● Problem to work on
Rewrite all the items with "plot-frame" changed to "plot-border" and everything else left as is. Leave out the pictures.

□ □ □

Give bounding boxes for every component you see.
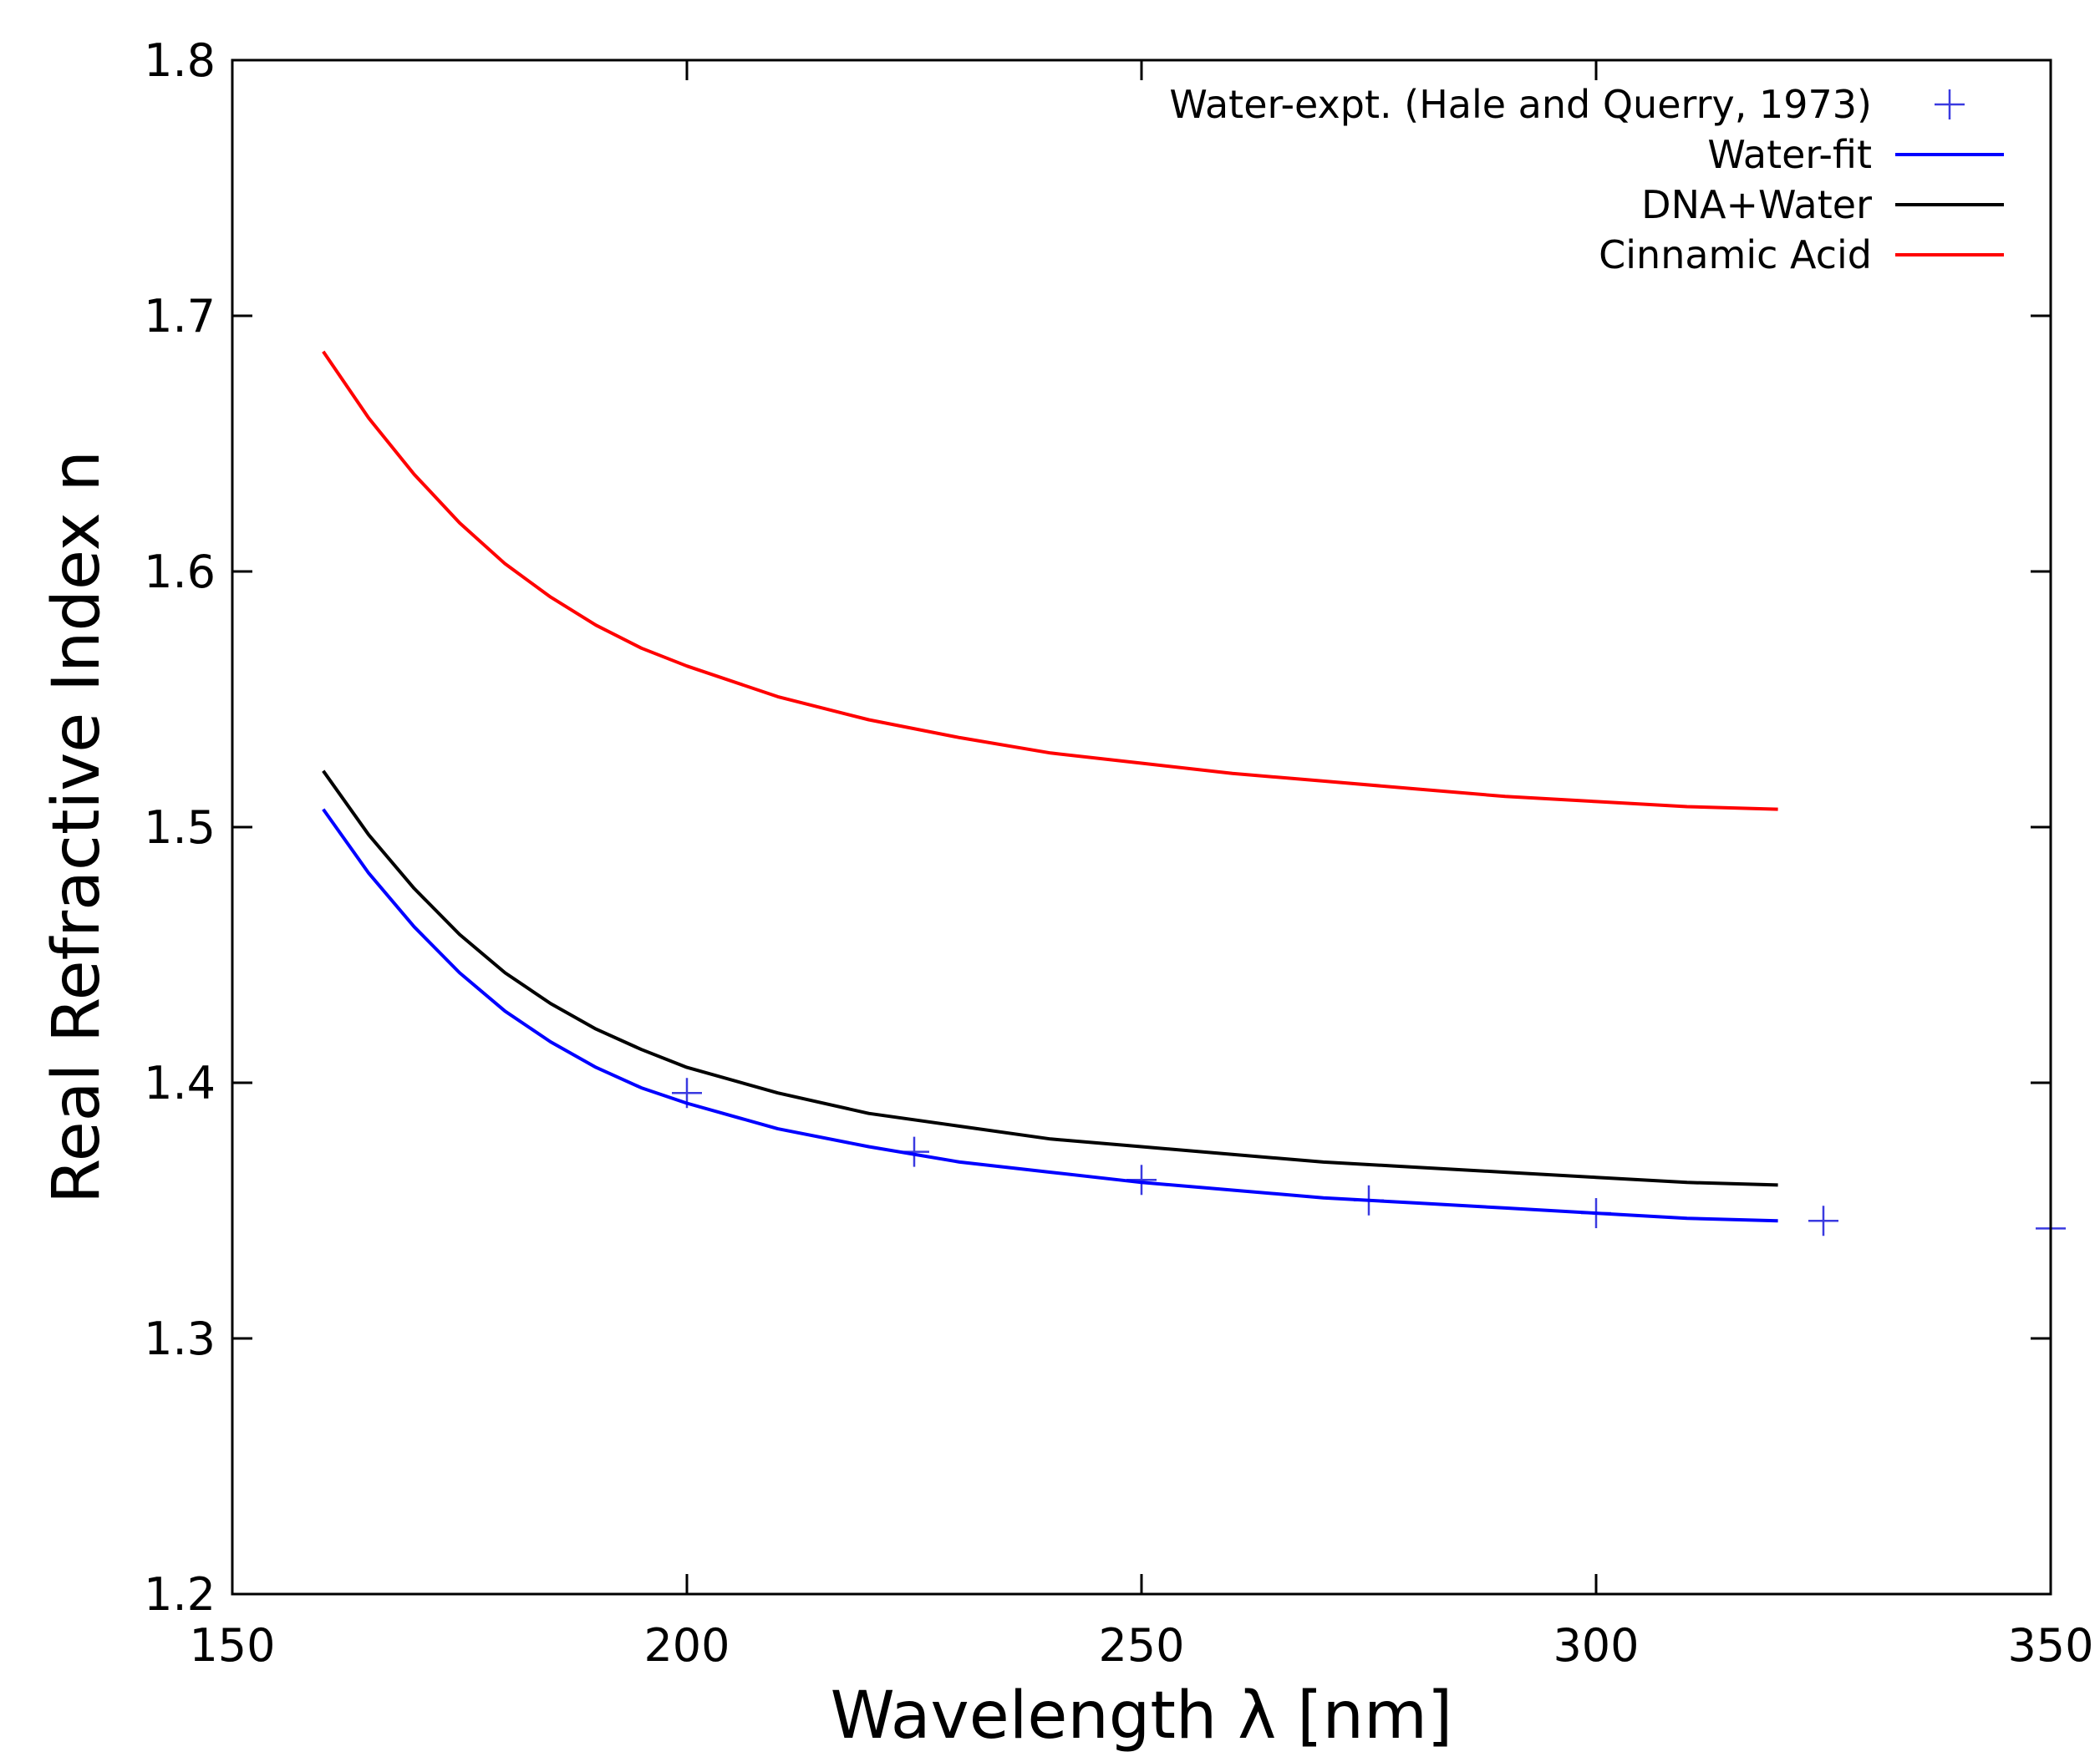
x-axis-title: Wavelength λ [nm]	[831, 1678, 1453, 1754]
legend-label-water-expt: Water-expt. (Hale and Querry, 1973)	[1169, 82, 1872, 127]
y-tick-label: 1.2	[144, 1568, 216, 1621]
x-tick-label: 200	[643, 1619, 730, 1672]
legend-label-dna-water: DNA+Water	[1641, 182, 1872, 227]
legend-swatch-water-expt	[1935, 89, 1965, 119]
y-tick-label: 1.6	[144, 546, 216, 598]
legend-label-water-fit: Water-fit	[1707, 132, 1872, 177]
data-point	[1808, 1206, 1838, 1236]
x-tick-label: 350	[2007, 1619, 2093, 1672]
legend-swatches	[1895, 89, 2004, 256]
x-tick-label: 250	[1098, 1619, 1184, 1672]
series-line-cinnamic-acid	[322, 350, 1778, 811]
y-tick-label: 1.8	[144, 34, 216, 87]
plot-frame	[231, 58, 2052, 1596]
legend-label-cinnamic-acid: Cinnamic Acid	[1599, 232, 1872, 277]
y-tick-label: 1.3	[144, 1313, 216, 1365]
x-tick-label: 300	[1553, 1619, 1639, 1672]
y-tick-label: 1.7	[144, 290, 216, 343]
y-tick-label: 1.4	[144, 1057, 216, 1110]
series-line-water-fit	[322, 808, 1778, 1223]
axis-tick-labels: 150 200 250 300 350 1.2 1.3 1.4 1.5 1.6 1.7 1.8	[144, 34, 2093, 1672]
legend: Water-expt. (Hale and Querry, 1973) Wate…	[1169, 82, 1872, 277]
y-tick-label: 1.5	[144, 801, 216, 854]
x-tick-label: 150	[189, 1619, 275, 1672]
plot-series	[322, 350, 2066, 1244]
y-axis-title: Real Refractive Index n	[39, 450, 114, 1204]
series-line-dna-water	[322, 769, 1778, 1187]
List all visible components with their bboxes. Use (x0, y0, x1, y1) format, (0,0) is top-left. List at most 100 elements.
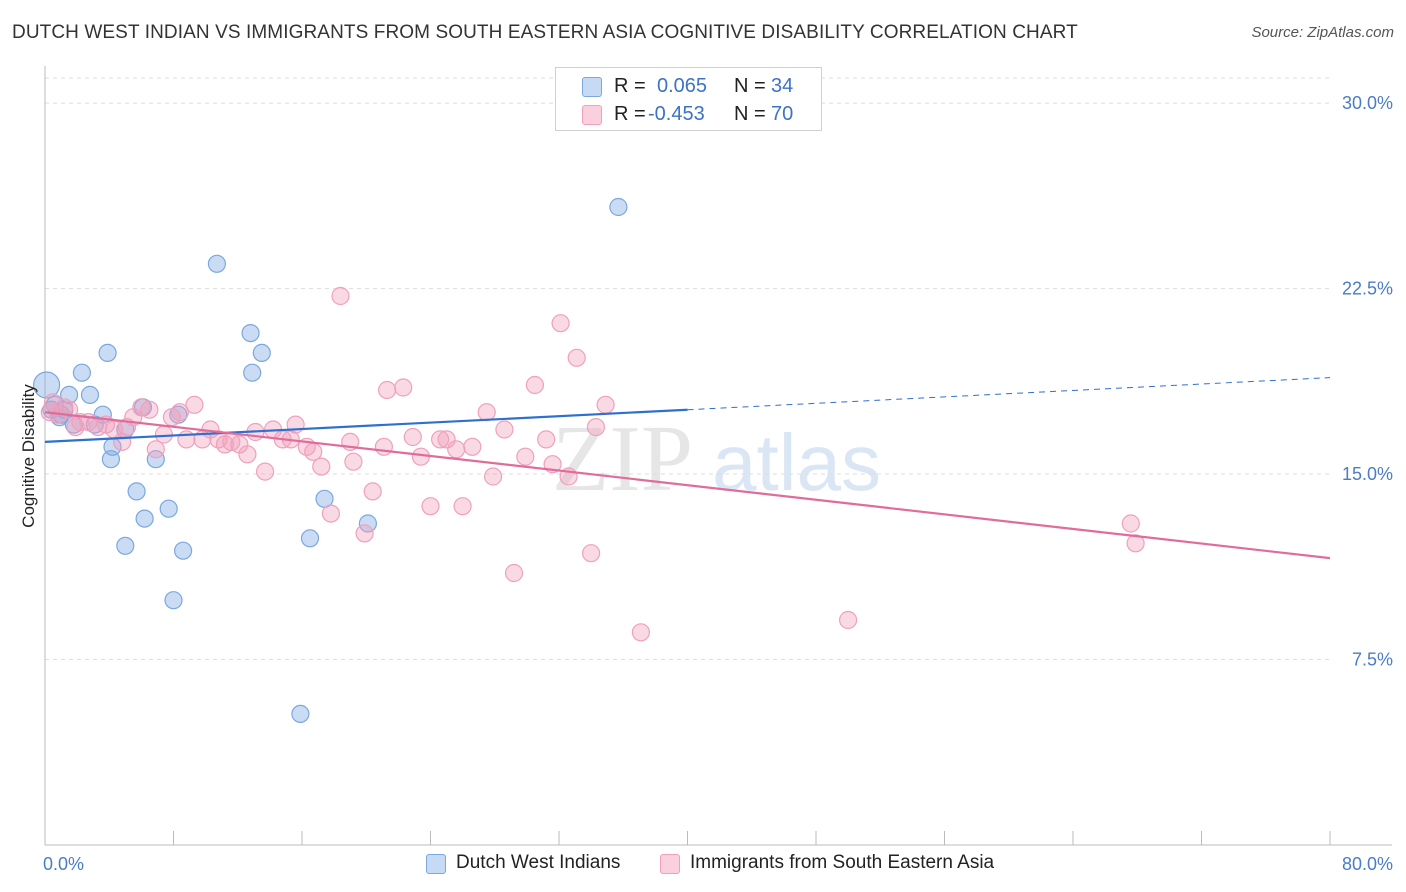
trend-dutch (44, 408, 688, 443)
x-tick-label-1: 80.0% (1342, 854, 1393, 874)
point-immigrants-39 (331, 286, 350, 306)
point-dutch-24 (241, 324, 260, 343)
legend-swatch-dutch (582, 77, 602, 97)
point-immigrants-3 (55, 398, 74, 417)
point-dutch-28 (300, 529, 320, 548)
series-legend-swatch-immigrants (660, 854, 680, 874)
series-dutch-west-indians (32, 197, 628, 724)
series-legend-swatch-dutch (426, 854, 446, 874)
point-immigrants-52 (447, 440, 466, 459)
point-dutch-17 (135, 509, 154, 528)
point-immigrants-70 (838, 610, 858, 630)
y-tick-label-3: 30.0% (1342, 93, 1393, 113)
point-immigrants-58 (504, 563, 524, 583)
legend-n-value: 70 (771, 103, 794, 125)
trend-dutch-extension (687, 377, 1331, 411)
legend-r-label: R = (614, 75, 646, 97)
trend-immigrants (44, 411, 1331, 560)
y-tick-label-0: 7.5% (1352, 650, 1393, 670)
legend-n-value: 34 (771, 75, 794, 97)
point-immigrants-53 (453, 497, 472, 516)
point-immigrants-19 (170, 403, 189, 422)
point-dutch-11 (98, 343, 117, 362)
legend-r-value: 0.065 (657, 75, 708, 97)
point-immigrants-71 (1121, 514, 1140, 533)
point-dutch-20 (164, 591, 183, 610)
legend-n-label: N = (734, 75, 766, 97)
series-legend: Dutch West Indians Immigrants from South… (0, 852, 1406, 878)
y-tick-labels: 7.5% 15.0% 22.5% 30.0% (1342, 93, 1393, 669)
point-dutch-19 (159, 499, 178, 518)
chart-title: DUTCH WEST INDIAN VS IMMIGRANTS FROM SOU… (12, 22, 1078, 43)
point-immigrants-41 (344, 452, 363, 471)
point-immigrants-63 (551, 314, 570, 333)
point-dutch-8 (80, 385, 100, 404)
legend-row-dutch: R = 0.065 N = 34 (556, 73, 821, 101)
point-immigrants-46 (394, 378, 413, 397)
point-dutch-30 (358, 514, 377, 533)
point-immigrants-37 (312, 457, 331, 476)
point-immigrants-42 (355, 524, 374, 543)
source-credit: Source: ZipAtlas.com (1251, 24, 1394, 41)
point-immigrants-50 (431, 430, 450, 449)
axes (44, 66, 1392, 846)
point-immigrants-36 (304, 442, 323, 461)
point-dutch-26 (252, 343, 271, 362)
point-immigrants-49 (421, 497, 440, 516)
point-immigrants-51 (437, 430, 456, 449)
point-immigrants-68 (596, 395, 615, 414)
point-immigrants-48 (411, 447, 430, 466)
point-immigrants-55 (477, 403, 496, 422)
point-immigrants-21 (185, 395, 204, 414)
point-immigrants-66 (581, 544, 601, 563)
point-dutch-22 (174, 541, 193, 560)
y-axis-label: Cognitive Disability (19, 384, 38, 528)
point-immigrants-47 (403, 427, 422, 447)
point-immigrants-45 (378, 380, 397, 400)
point-immigrants-38 (321, 504, 340, 523)
grid-lines (45, 77, 1330, 661)
point-immigrants-54 (463, 437, 482, 456)
point-immigrants-30 (256, 462, 275, 481)
point-immigrants-17 (154, 425, 173, 444)
point-dutch-23 (207, 254, 226, 273)
point-dutch-25 (243, 363, 262, 382)
legend: R = 0.065 N = 34 R = -0.453 N = 70 (555, 67, 822, 131)
point-immigrants-69 (631, 623, 651, 642)
point-immigrants-28 (238, 445, 257, 464)
point-dutch-31 (609, 197, 628, 217)
series-legend-label-immigrants: Immigrants from South Eastern Asia (690, 852, 995, 873)
x-tick-labels: 0.0% 80.0% (43, 854, 1393, 874)
point-immigrants-60 (525, 375, 545, 395)
point-immigrants-65 (567, 348, 586, 367)
point-immigrants-57 (495, 420, 514, 439)
legend-n-label: N = (734, 103, 766, 125)
legend-row-immigrants: R = -0.453 N = 70 (556, 101, 821, 129)
legend-r-value: -0.453 (648, 103, 705, 125)
point-immigrants-67 (586, 418, 606, 437)
watermark: ZIP atlas (552, 407, 881, 511)
point-immigrants-16 (146, 440, 165, 459)
y-tick-label-1: 15.0% (1342, 464, 1393, 484)
point-immigrants-15 (140, 400, 159, 419)
point-dutch-32 (116, 536, 135, 555)
x-tick-label-0: 0.0% (43, 854, 84, 874)
point-dutch-15 (127, 482, 146, 501)
watermark-zip: ZIP (552, 407, 693, 511)
point-immigrants-44 (374, 437, 393, 456)
y-tick-label-2: 22.5% (1342, 279, 1393, 299)
point-immigrants-56 (484, 467, 503, 486)
point-dutch-27 (291, 704, 310, 724)
legend-r-label: R = (614, 103, 646, 125)
point-dutch-0 (32, 371, 61, 399)
legend-swatch-immigrants (582, 105, 602, 125)
point-immigrants-61 (537, 430, 556, 449)
point-dutch-18 (146, 450, 165, 469)
point-immigrants-59 (516, 447, 535, 466)
point-immigrants-72 (1126, 534, 1145, 553)
point-dutch-7 (72, 363, 92, 382)
watermark-atlas: atlas (712, 418, 881, 507)
point-immigrants-43 (363, 482, 382, 501)
trend-lines (44, 377, 1331, 560)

□ □ □

● Task result
Give bounding boxes for every component you see.
x-axis-title: Wavelength λ [nm]	[831, 1678, 1453, 1754]
legend-label-water-expt: Water-expt. (Hale and Querry, 1973)	[1169, 82, 1872, 127]
y-tick-label: 1.2	[144, 1568, 216, 1621]
x-tick-label: 200	[643, 1619, 730, 1672]
legend-label-dna-water: DNA+Water	[1641, 182, 1872, 227]
legend-swatch-water-expt	[1935, 89, 1965, 119]
y-tick-label: 1.6	[144, 546, 216, 598]
legend-label-water-fit: Water-fit	[1707, 132, 1872, 177]
data-point	[1808, 1206, 1838, 1236]
x-tick-label: 350	[2007, 1619, 2093, 1672]
legend-swatches	[1895, 89, 2004, 256]
x-tick-label: 250	[1098, 1619, 1184, 1672]
series-line-cinnamic-acid	[322, 350, 1778, 811]
y-tick-label: 1.8	[144, 34, 216, 87]
plot-border	[231, 58, 2052, 1596]
legend-label-cinnamic-acid: Cinnamic Acid	[1599, 232, 1872, 277]
y-tick-label: 1.3	[144, 1313, 216, 1365]
x-tick-label: 300	[1553, 1619, 1639, 1672]
y-tick-label: 1.7	[144, 290, 216, 343]
y-tick-label: 1.4	[144, 1057, 216, 1110]
series-line-water-fit	[322, 808, 1778, 1223]
axis-tick-labels: 150 200 250 300 350 1.2 1.3 1.4 1.5 1.6 1.7 1.8	[144, 34, 2093, 1672]
legend: Water-expt. (Hale and Querry, 1973) Wate…	[1169, 82, 1872, 277]
y-tick-label: 1.5	[144, 801, 216, 854]
x-tick-label: 150	[189, 1619, 275, 1672]
plot-series	[322, 350, 2066, 1244]
y-axis-title: Real Refractive Index n	[39, 450, 114, 1204]
series-line-dna-water	[322, 769, 1778, 1187]
List all visible components with their bboxes. Use (x0, y0, x1, y1) format, (0,0) is top-left. List at most 100 elements.
trend-dutch (44, 408, 688, 443)
x-tick-label-1: 80.0% (1342, 854, 1393, 874)
point-immigrants-39 (331, 286, 350, 306)
point-dutch-24 (241, 324, 260, 343)
legend-swatch-dutch (582, 77, 602, 97)
point-immigrants-3 (55, 398, 74, 417)
point-dutch-28 (300, 529, 320, 548)
series-legend-swatch-immigrants (660, 854, 680, 874)
series-dutch-west-indians (32, 197, 628, 724)
series-legend-swatch-dutch (426, 854, 446, 874)
point-immigrants-52 (447, 440, 466, 459)
point-dutch-17 (135, 509, 154, 528)
point-immigrants-70 (838, 610, 858, 630)
y-tick-label-3: 30.0% (1342, 93, 1393, 113)
point-immigrants-58 (504, 563, 524, 583)
legend-n-value: 70 (771, 103, 794, 125)
trend-dutch-extension (687, 377, 1331, 411)
legend-r-label: R = (614, 75, 646, 97)
trend-immigrants (44, 411, 1331, 560)
y-tick-label-0: 7.5% (1352, 650, 1393, 670)
legend-n-value: 34 (771, 75, 794, 97)
point-immigrants-53 (453, 497, 472, 516)
point-immigrants-19 (170, 403, 189, 422)
point-dutch-11 (98, 343, 117, 362)
legend-r-value: 0.065 (657, 75, 708, 97)
point-immigrants-71 (1121, 514, 1140, 533)
point-dutch-20 (164, 591, 183, 610)
legend-n-label: N = (734, 75, 766, 97)
series-legend: Dutch West Indians Immigrants from South… (0, 852, 1406, 878)
y-tick-labels: 7.5% 15.0% 22.5% 30.0% (1342, 93, 1393, 669)
point-dutch-19 (159, 499, 178, 518)
chart-title: DUTCH WEST INDIAN VS IMMIGRANTS FROM SOU… (12, 22, 1078, 43)
point-immigrants-41 (344, 452, 363, 471)
point-immigrants-63 (551, 314, 570, 333)
point-dutch-8 (80, 385, 100, 404)
legend-row-dutch: R = 0.065 N = 34 (556, 73, 821, 101)
point-immigrants-46 (394, 378, 413, 397)
point-dutch-30 (358, 514, 377, 533)
point-immigrants-37 (312, 457, 331, 476)
point-immigrants-42 (355, 524, 374, 543)
source-credit: Source: ZipAtlas.com (1251, 24, 1394, 41)
point-immigrants-50 (431, 430, 450, 449)
axes (44, 66, 1392, 846)
point-immigrants-36 (304, 442, 323, 461)
point-dutch-26 (252, 343, 271, 362)
point-immigrants-49 (421, 497, 440, 516)
point-immigrants-51 (437, 430, 456, 449)
point-immigrants-68 (596, 395, 615, 414)
point-immigrants-48 (411, 447, 430, 466)
point-immigrants-55 (477, 403, 496, 422)
point-immigrants-21 (185, 395, 204, 414)
point-immigrants-66 (581, 544, 601, 563)
point-dutch-22 (174, 541, 193, 560)
y-axis-label: Cognitive Disability (19, 384, 38, 528)
point-immigrants-47 (403, 427, 422, 447)
point-immigrants-45 (378, 380, 397, 400)
point-immigrants-38 (321, 504, 340, 523)
grid-lines (45, 77, 1330, 661)
point-immigrants-54 (463, 437, 482, 456)
point-immigrants-30 (256, 462, 275, 481)
point-immigrants-17 (154, 425, 173, 444)
point-dutch-23 (207, 254, 226, 273)
point-dutch-25 (243, 363, 262, 382)
legend: R = 0.065 N = 34 R = -0.453 N = 70 (555, 67, 822, 131)
point-immigrants-69 (631, 623, 651, 642)
point-immigrants-28 (238, 445, 257, 464)
point-dutch-31 (609, 197, 628, 217)
series-legend-label-immigrants: Immigrants from South Eastern Asia (690, 852, 995, 873)
x-tick-labels: 0.0% 80.0% (43, 854, 1393, 874)
point-immigrants-60 (525, 375, 545, 395)
point-immigrants-65 (567, 348, 586, 367)
point-immigrants-57 (495, 420, 514, 439)
legend-n-label: N = (734, 103, 766, 125)
legend-row-immigrants: R = -0.453 N = 70 (556, 101, 821, 129)
legend-r-value: -0.453 (648, 103, 705, 125)
point-immigrants-67 (586, 418, 606, 437)
watermark: ZIP atlas (552, 407, 881, 511)
point-immigrants-16 (146, 440, 165, 459)
y-tick-label-1: 15.0% (1342, 464, 1393, 484)
point-immigrants-15 (140, 400, 159, 419)
point-dutch-32 (116, 536, 135, 555)
x-tick-label-0: 0.0% (43, 854, 84, 874)
point-dutch-15 (127, 482, 146, 501)
watermark-zip: ZIP (552, 407, 693, 511)
point-immigrants-44 (374, 437, 393, 456)
y-tick-label-2: 22.5% (1342, 279, 1393, 299)
point-immigrants-56 (484, 467, 503, 486)
point-dutch-27 (291, 704, 310, 724)
legend-r-label: R = (614, 103, 646, 125)
point-dutch-0 (32, 371, 61, 399)
legend-swatch-immigrants (582, 105, 602, 125)
point-immigrants-61 (537, 430, 556, 449)
point-dutch-18 (146, 450, 165, 469)
point-immigrants-59 (516, 447, 535, 466)
point-immigrants-72 (1126, 534, 1145, 553)
point-dutch-7 (72, 363, 92, 382)
watermark-atlas: atlas (712, 418, 881, 507)
point-immigrants-43 (363, 482, 382, 501)
trend-lines (44, 377, 1331, 560)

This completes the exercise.